▶ **Aim of the exercise**: All records below must be retyped exactly.

##### Material provided #####

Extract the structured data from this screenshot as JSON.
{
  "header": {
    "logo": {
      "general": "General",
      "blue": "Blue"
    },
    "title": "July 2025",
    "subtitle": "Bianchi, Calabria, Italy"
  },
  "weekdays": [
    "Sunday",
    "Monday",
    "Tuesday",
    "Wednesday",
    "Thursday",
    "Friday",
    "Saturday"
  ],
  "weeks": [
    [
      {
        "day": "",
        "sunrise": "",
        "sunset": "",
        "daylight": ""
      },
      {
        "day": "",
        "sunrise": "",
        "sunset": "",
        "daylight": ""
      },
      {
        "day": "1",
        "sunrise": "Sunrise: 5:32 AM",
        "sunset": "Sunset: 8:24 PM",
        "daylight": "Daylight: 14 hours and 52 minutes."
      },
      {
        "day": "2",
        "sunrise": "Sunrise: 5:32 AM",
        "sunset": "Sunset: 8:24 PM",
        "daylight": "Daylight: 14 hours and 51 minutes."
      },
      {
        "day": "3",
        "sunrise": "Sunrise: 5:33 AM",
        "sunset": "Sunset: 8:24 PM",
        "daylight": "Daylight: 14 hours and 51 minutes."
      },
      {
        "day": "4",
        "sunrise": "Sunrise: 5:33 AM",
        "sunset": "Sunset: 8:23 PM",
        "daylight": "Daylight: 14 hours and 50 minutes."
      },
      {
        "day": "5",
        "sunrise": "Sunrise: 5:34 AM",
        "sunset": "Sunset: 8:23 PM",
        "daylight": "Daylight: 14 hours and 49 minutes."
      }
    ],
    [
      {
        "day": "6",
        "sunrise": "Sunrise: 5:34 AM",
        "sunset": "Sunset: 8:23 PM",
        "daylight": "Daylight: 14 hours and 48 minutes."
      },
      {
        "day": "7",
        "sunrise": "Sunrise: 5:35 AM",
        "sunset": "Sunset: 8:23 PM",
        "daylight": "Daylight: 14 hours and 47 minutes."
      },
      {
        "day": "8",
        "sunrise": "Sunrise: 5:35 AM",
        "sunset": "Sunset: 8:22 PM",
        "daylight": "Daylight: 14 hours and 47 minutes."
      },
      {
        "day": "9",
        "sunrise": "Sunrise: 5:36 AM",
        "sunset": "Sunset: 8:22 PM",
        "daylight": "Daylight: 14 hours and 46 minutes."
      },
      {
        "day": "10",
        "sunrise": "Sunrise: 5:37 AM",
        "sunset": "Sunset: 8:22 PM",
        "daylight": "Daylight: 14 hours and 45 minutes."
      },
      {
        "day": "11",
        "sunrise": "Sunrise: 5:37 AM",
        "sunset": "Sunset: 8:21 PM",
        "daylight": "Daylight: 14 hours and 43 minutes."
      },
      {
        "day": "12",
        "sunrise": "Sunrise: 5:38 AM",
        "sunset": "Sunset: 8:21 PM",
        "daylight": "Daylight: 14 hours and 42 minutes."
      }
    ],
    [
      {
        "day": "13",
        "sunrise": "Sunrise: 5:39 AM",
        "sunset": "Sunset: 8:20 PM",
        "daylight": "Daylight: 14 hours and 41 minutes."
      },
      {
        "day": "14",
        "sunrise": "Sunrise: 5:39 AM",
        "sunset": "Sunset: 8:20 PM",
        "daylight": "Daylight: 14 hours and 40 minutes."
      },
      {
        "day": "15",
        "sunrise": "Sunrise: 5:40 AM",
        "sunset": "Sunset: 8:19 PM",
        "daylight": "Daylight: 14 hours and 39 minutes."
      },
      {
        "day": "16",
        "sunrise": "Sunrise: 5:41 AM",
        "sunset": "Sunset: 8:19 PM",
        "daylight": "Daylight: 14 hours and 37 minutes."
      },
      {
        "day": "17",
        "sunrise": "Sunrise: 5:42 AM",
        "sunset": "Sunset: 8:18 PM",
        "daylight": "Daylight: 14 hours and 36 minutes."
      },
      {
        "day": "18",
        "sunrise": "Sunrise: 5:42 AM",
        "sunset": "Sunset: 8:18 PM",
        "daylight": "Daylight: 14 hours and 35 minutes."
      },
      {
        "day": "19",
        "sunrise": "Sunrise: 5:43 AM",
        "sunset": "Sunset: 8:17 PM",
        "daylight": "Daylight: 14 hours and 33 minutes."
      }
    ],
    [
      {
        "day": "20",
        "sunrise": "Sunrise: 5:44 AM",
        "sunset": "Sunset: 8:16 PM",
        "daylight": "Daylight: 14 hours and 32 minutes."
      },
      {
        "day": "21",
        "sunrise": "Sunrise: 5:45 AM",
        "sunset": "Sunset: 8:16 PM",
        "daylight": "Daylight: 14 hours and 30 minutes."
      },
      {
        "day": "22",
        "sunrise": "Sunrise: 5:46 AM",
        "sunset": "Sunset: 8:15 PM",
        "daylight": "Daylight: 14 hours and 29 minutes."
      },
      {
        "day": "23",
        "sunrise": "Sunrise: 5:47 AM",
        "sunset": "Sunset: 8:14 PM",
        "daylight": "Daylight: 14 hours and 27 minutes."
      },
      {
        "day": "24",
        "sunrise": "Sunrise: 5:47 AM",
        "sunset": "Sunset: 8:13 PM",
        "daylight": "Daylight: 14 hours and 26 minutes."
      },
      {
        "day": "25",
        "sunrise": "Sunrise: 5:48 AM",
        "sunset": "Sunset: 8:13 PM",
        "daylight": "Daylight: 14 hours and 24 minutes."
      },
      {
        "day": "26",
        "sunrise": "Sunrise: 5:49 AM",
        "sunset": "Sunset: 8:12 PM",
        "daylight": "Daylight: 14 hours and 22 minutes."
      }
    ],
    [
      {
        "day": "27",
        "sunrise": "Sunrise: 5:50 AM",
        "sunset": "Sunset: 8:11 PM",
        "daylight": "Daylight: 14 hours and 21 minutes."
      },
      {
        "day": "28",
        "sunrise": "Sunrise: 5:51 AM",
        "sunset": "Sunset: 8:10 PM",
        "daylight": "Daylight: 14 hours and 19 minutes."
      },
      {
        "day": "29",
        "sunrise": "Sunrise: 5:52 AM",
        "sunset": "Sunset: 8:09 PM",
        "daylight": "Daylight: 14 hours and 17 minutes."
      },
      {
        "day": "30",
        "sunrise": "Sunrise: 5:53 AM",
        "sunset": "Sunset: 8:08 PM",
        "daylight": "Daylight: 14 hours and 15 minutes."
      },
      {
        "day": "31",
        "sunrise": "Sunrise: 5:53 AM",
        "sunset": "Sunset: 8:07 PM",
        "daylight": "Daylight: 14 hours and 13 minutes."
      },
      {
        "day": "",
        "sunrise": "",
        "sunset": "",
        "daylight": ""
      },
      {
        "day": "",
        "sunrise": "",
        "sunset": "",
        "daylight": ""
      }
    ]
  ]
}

#####

▶ **Written solution**:
Extract the structured data from this screenshot as JSON.
{
  "header": {
    "logo": {
      "general": "General",
      "blue": "Blue"
    },
    "title": "July 2025",
    "subtitle": "Bianchi, Calabria, Italy"
  },
  "weekdays": [
    "Sunday",
    "Monday",
    "Tuesday",
    "Wednesday",
    "Thursday",
    "Friday",
    "Saturday"
  ],
  "weeks": [
    [
      {
        "day": "",
        "sunrise": "",
        "sunset": "",
        "daylight": ""
      },
      {
        "day": "",
        "sunrise": "",
        "sunset": "",
        "daylight": ""
      },
      {
        "day": "1",
        "sunrise": "Sunrise: 5:32 AM",
        "sunset": "Sunset: 8:24 PM",
        "daylight": "Daylight: 14 hours and 52 minutes."
      },
      {
        "day": "2",
        "sunrise": "Sunrise: 5:32 AM",
        "sunset": "Sunset: 8:24 PM",
        "daylight": "Daylight: 14 hours and 51 minutes."
      },
      {
        "day": "3",
        "sunrise": "Sunrise: 5:33 AM",
        "sunset": "Sunset: 8:24 PM",
        "daylight": "Daylight: 14 hours and 51 minutes."
      },
      {
        "day": "4",
        "sunrise": "Sunrise: 5:33 AM",
        "sunset": "Sunset: 8:23 PM",
        "daylight": "Daylight: 14 hours and 50 minutes."
      },
      {
        "day": "5",
        "sunrise": "Sunrise: 5:34 AM",
        "sunset": "Sunset: 8:23 PM",
        "daylight": "Daylight: 14 hours and 49 minutes."
      }
    ],
    [
      {
        "day": "6",
        "sunrise": "Sunrise: 5:34 AM",
        "sunset": "Sunset: 8:23 PM",
        "daylight": "Daylight: 14 hours and 48 minutes."
      },
      {
        "day": "7",
        "sunrise": "Sunrise: 5:35 AM",
        "sunset": "Sunset: 8:23 PM",
        "daylight": "Daylight: 14 hours and 47 minutes."
      },
      {
        "day": "8",
        "sunrise": "Sunrise: 5:35 AM",
        "sunset": "Sunset: 8:22 PM",
        "daylight": "Daylight: 14 hours and 47 minutes."
      },
      {
        "day": "9",
        "sunrise": "Sunrise: 5:36 AM",
        "sunset": "Sunset: 8:22 PM",
        "daylight": "Daylight: 14 hours and 46 minutes."
      },
      {
        "day": "10",
        "sunrise": "Sunrise: 5:37 AM",
        "sunset": "Sunset: 8:22 PM",
        "daylight": "Daylight: 14 hours and 45 minutes."
      },
      {
        "day": "11",
        "sunrise": "Sunrise: 5:37 AM",
        "sunset": "Sunset: 8:21 PM",
        "daylight": "Daylight: 14 hours and 43 minutes."
      },
      {
        "day": "12",
        "sunrise": "Sunrise: 5:38 AM",
        "sunset": "Sunset: 8:21 PM",
        "daylight": "Daylight: 14 hours and 42 minutes."
      }
    ],
    [
      {
        "day": "13",
        "sunrise": "Sunrise: 5:39 AM",
        "sunset": "Sunset: 8:20 PM",
        "daylight": "Daylight: 14 hours and 41 minutes."
      },
      {
        "day": "14",
        "sunrise": "Sunrise: 5:39 AM",
        "sunset": "Sunset: 8:20 PM",
        "daylight": "Daylight: 14 hours and 40 minutes."
      },
      {
        "day": "15",
        "sunrise": "Sunrise: 5:40 AM",
        "sunset": "Sunset: 8:19 PM",
        "daylight": "Daylight: 14 hours and 39 minutes."
      },
      {
        "day": "16",
        "sunrise": "Sunrise: 5:41 AM",
        "sunset": "Sunset: 8:19 PM",
        "daylight": "Daylight: 14 hours and 37 minutes."
      },
      {
        "day": "17",
        "sunrise": "Sunrise: 5:42 AM",
        "sunset": "Sunset: 8:18 PM",
        "daylight": "Daylight: 14 hours and 36 minutes."
      },
      {
        "day": "18",
        "sunrise": "Sunrise: 5:42 AM",
        "sunset": "Sunset: 8:18 PM",
        "daylight": "Daylight: 14 hours and 35 minutes."
      },
      {
        "day": "19",
        "sunrise": "Sunrise: 5:43 AM",
        "sunset": "Sunset: 8:17 PM",
        "daylight": "Daylight: 14 hours and 33 minutes."
      }
    ],
    [
      {
        "day": "20",
        "sunrise": "Sunrise: 5:44 AM",
        "sunset": "Sunset: 8:16 PM",
        "daylight": "Daylight: 14 hours and 32 minutes."
      },
      {
        "day": "21",
        "sunrise": "Sunrise: 5:45 AM",
        "sunset": "Sunset: 8:16 PM",
        "daylight": "Daylight: 14 hours and 30 minutes."
      },
      {
        "day": "22",
        "sunrise": "Sunrise: 5:46 AM",
        "sunset": "Sunset: 8:15 PM",
        "daylight": "Daylight: 14 hours and 29 minutes."
      },
      {
        "day": "23",
        "sunrise": "Sunrise: 5:47 AM",
        "sunset": "Sunset: 8:14 PM",
        "daylight": "Daylight: 14 hours and 27 minutes."
      },
      {
        "day": "24",
        "sunrise": "Sunrise: 5:47 AM",
        "sunset": "Sunset: 8:13 PM",
        "daylight": "Daylight: 14 hours and 26 minutes."
      },
      {
        "day": "25",
        "sunrise": "Sunrise: 5:48 AM",
        "sunset": "Sunset: 8:13 PM",
        "daylight": "Daylight: 14 hours and 24 minutes."
      },
      {
        "day": "26",
        "sunrise": "Sunrise: 5:49 AM",
        "sunset": "Sunset: 8:12 PM",
        "daylight": "Daylight: 14 hours and 22 minutes."
      }
    ],
    [
      {
        "day": "27",
        "sunrise": "Sunrise: 5:50 AM",
        "sunset": "Sunset: 8:11 PM",
        "daylight": "Daylight: 14 hours and 21 minutes."
      },
      {
        "day": "28",
        "sunrise": "Sunrise: 5:51 AM",
        "sunset": "Sunset: 8:10 PM",
        "daylight": "Daylight: 14 hours and 19 minutes."
      },
      {
        "day": "29",
        "sunrise": "Sunrise: 5:52 AM",
        "sunset": "Sunset: 8:09 PM",
        "daylight": "Daylight: 14 hours and 17 minutes."
      },
      {
        "day": "30",
        "sunrise": "Sunrise: 5:53 AM",
        "sunset": "Sunset: 8:08 PM",
        "daylight": "Daylight: 14 hours and 15 minutes."
      },
      {
        "day": "31",
        "sunrise": "Sunrise: 5:53 AM",
        "sunset": "Sunset: 8:07 PM",
        "daylight": "Daylight: 14 hours and 13 minutes."
      },
      {
        "day": "",
        "sunrise": "",
        "sunset": "",
        "daylight": ""
      },
      {
        "day": "",
        "sunrise": "",
        "sunset": "",
        "daylight": ""
      }
    ]
  ]
}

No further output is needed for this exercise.